(Dataset entries on figures)

--- begin ---

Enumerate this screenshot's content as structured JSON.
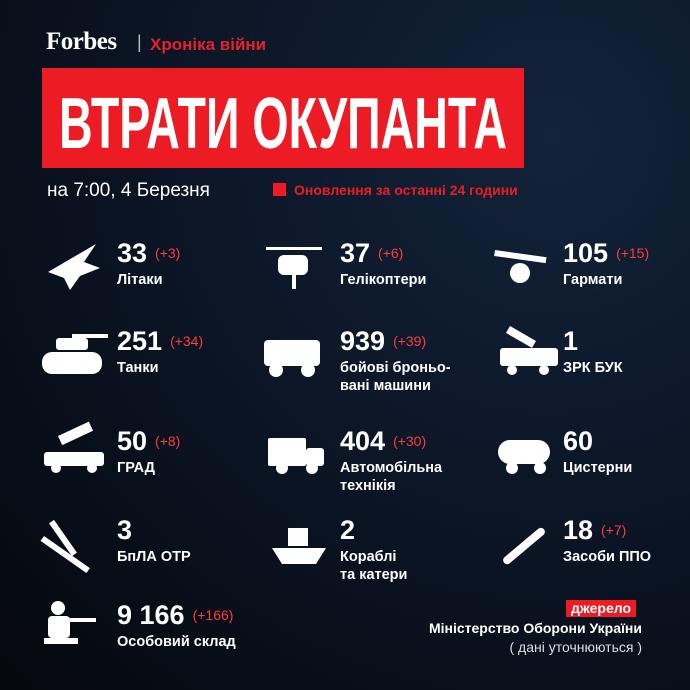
{
  "header": {
    "brand": "Forbes",
    "separator": "|",
    "section": "Хроніка війни",
    "title": "ВТРАТИ ОКУПАНТА",
    "date": "на 7:00, 4 Березня",
    "legend": "Оновлення за останні 24 години"
  },
  "items": [
    {
      "count": "33",
      "delta": "(+3)",
      "label": "Літаки"
    },
    {
      "count": "37",
      "delta": "(+6)",
      "label": "Гелікоптери"
    },
    {
      "count": "105",
      "delta": "(+15)",
      "label": "Гармати"
    },
    {
      "count": "251",
      "delta": "(+34)",
      "label": "Танки"
    },
    {
      "count": "939",
      "delta": "(+39)",
      "label": "бойові броньо-\nвані машини"
    },
    {
      "count": "1",
      "label": "ЗРК БУК"
    },
    {
      "count": "50",
      "delta": "(+8)",
      "label": "ГРАД"
    },
    {
      "count": "404",
      "delta": "(+30)",
      "label": "Автомобільна\nтехнікія"
    },
    {
      "count": "60",
      "label": "Цистерни"
    },
    {
      "count": "3",
      "label": "БпЛА ОТР"
    },
    {
      "count": "2",
      "label": "Кораблі\nта катери"
    },
    {
      "count": "18",
      "delta": "(+7)",
      "label": "Засоби ППО"
    },
    {
      "count": "9 166",
      "delta": "(+166)",
      "label": "Особовий склад"
    }
  ],
  "source": {
    "tag": "джерело",
    "name": "Міністерство Оборони України",
    "note": "( дані уточнюються )"
  }
}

--- end ---

## INSTRUCTIONS FOR THE TASK
Return each line that includes "delta".

## FINAL RESULT
      "delta": "(+3)",
      "delta": "(+6)",
      "delta": "(+15)",
      "delta": "(+34)",
      "delta": "(+39)",
      "delta": "(+8)",
      "delta": "(+30)",
      "delta": "(+7)",
      "delta": "(+166)",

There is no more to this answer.